- [TASK TO COMPLETE]: Reproduce the data exactly.

#### INFORMATION GIVEN ####

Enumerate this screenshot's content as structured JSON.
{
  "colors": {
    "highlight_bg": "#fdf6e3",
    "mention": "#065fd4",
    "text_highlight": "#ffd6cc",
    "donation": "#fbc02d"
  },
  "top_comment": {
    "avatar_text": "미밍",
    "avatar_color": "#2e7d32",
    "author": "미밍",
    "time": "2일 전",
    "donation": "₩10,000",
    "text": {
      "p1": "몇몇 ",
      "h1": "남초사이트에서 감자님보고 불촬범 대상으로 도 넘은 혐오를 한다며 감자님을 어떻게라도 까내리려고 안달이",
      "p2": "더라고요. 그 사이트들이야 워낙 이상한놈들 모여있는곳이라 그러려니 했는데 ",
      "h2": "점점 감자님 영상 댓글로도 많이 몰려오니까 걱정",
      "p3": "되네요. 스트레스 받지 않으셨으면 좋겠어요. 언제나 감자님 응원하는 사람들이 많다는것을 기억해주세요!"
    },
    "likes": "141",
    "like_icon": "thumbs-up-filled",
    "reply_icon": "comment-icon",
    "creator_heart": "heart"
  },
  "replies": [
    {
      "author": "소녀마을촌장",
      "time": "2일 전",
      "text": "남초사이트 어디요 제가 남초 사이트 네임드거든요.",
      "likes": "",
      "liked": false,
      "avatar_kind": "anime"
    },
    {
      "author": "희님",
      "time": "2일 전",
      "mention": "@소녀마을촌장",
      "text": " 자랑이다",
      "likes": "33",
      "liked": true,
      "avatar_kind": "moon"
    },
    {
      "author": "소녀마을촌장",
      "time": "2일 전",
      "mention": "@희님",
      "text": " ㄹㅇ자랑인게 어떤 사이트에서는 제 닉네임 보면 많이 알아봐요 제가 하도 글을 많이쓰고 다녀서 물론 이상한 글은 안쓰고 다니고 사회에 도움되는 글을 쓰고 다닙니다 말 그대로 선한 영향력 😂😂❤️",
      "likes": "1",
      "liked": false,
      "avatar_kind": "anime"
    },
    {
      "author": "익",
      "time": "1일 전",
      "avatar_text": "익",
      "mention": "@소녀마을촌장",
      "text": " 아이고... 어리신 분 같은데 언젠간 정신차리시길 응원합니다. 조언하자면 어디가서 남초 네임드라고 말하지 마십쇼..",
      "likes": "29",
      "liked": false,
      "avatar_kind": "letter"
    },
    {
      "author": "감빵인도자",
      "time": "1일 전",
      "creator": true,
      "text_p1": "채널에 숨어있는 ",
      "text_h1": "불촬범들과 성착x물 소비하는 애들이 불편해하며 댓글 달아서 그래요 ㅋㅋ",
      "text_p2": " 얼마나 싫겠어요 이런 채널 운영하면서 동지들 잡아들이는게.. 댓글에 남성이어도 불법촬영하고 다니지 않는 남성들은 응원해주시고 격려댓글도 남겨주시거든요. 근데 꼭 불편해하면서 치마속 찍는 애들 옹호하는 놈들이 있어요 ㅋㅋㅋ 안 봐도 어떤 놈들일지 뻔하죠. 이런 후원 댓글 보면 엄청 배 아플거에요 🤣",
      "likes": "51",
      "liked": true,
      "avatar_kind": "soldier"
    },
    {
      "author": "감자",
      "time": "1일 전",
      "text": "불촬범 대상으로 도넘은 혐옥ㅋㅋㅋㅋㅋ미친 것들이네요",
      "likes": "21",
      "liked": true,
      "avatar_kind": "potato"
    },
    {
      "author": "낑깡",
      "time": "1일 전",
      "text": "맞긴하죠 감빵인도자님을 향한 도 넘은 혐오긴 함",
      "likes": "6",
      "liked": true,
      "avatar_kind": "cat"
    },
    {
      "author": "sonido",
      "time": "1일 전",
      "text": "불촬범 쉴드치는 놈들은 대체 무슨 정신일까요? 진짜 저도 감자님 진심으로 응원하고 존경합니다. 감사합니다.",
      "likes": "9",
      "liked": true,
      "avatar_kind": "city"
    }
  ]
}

####

- [EXPECTED ANSWER]:
Enumerate this screenshot's content as structured JSON.
{
  "colors": {
    "highlight_bg": "#fdf6e3",
    "mention": "#065fd4",
    "text_highlight": "#ffd6cc",
    "donation": "#fbc02d"
  },
  "top_comment": {
    "avatar_text": "미밍",
    "avatar_color": "#2e7d32",
    "author": "미밍",
    "time": "2일 전",
    "donation": "₩10,000",
    "text": {
      "p1": "몇몇 ",
      "h1": "남초사이트에서 감자님보고 불촬범 대상으로 도 넘은 혐오를 한다며 감자님을 어떻게라도 까내리려고 안달이",
      "p2": "더라고요. 그 사이트들이야 워낙 이상한놈들 모여있는곳이라 그러려니 했는데 ",
      "h2": "점점 감자님 영상 댓글로도 많이 몰려오니까 걱정",
      "p3": "되네요. 스트레스 받지 않으셨으면 좋겠어요. 언제나 감자님 응원하는 사람들이 많다는것을 기억해주세요!"
    },
    "likes": "141",
    "like_icon": "thumbs-up-filled",
    "reply_icon": "comment-icon",
    "creator_heart": "heart"
  },
  "replies": [
    {
      "author": "소녀마을촌장",
      "time": "2일 전",
      "text": "남초사이트 어디요 제가 남초 사이트 네임드거든요.",
      "likes": "",
      "liked": false,
      "avatar_kind": "anime"
    },
    {
      "author": "희님",
      "time": "2일 전",
      "mention": "@소녀마을촌장",
      "text": " 자랑이다",
      "likes": "33",
      "liked": true,
      "avatar_kind": "moon"
    },
    {
      "author": "소녀마을촌장",
      "time": "2일 전",
      "mention": "@희님",
      "text": " ㄹㅇ자랑인게 어떤 사이트에서는 제 닉네임 보면 많이 알아봐요 제가 하도 글을 많이쓰고 다녀서 물론 이상한 글은 안쓰고 다니고 사회에 도움되는 글을 쓰고 다닙니다 말 그대로 선한 영향력 😂😂❤️",
      "likes": "1",
      "liked": false,
      "avatar_kind": "anime"
    },
    {
      "author": "익",
      "time": "1일 전",
      "avatar_text": "익",
      "mention": "@소녀마을촌장",
      "text": " 아이고... 어리신 분 같은데 언젠간 정신차리시길 응원합니다. 조언하자면 어디가서 남초 네임드라고 말하지 마십쇼..",
      "likes": "29",
      "liked": false,
      "avatar_kind": "letter"
    },
    {
      "author": "감빵인도자",
      "time": "1일 전",
      "creator": true,
      "text_p1": "채널에 숨어있는 ",
      "text_h1": "불촬범들과 성착x물 소비하는 애들이 불편해하며 댓글 달아서 그래요 ㅋㅋ",
      "text_p2": " 얼마나 싫겠어요 이런 채널 운영하면서 동지들 잡아들이는게.. 댓글에 남성이어도 불법촬영하고 다니지 않는 남성들은 응원해주시고 격려댓글도 남겨주시거든요. 근데 꼭 불편해하면서 치마속 찍는 애들 옹호하는 놈들이 있어요 ㅋㅋㅋ 안 봐도 어떤 놈들일지 뻔하죠. 이런 후원 댓글 보면 엄청 배 아플거에요 🤣",
      "likes": "51",
      "liked": true,
      "avatar_kind": "soldier"
    },
    {
      "author": "감자",
      "time": "1일 전",
      "text": "불촬범 대상으로 도넘은 혐옥ㅋㅋㅋㅋㅋ미친 것들이네요",
      "likes": "21",
      "liked": true,
      "avatar_kind": "potato"
    },
    {
      "author": "낑깡",
      "time": "1일 전",
      "text": "맞긴하죠 감빵인도자님을 향한 도 넘은 혐오긴 함",
      "likes": "6",
      "liked": true,
      "avatar_kind": "cat"
    },
    {
      "author": "sonido",
      "time": "1일 전",
      "text": "불촬범 쉴드치는 놈들은 대체 무슨 정신일까요? 진짜 저도 감자님 진심으로 응원하고 존경합니다. 감사합니다.",
      "likes": "9",
      "liked": true,
      "avatar_kind": "city"
    }
  ]
}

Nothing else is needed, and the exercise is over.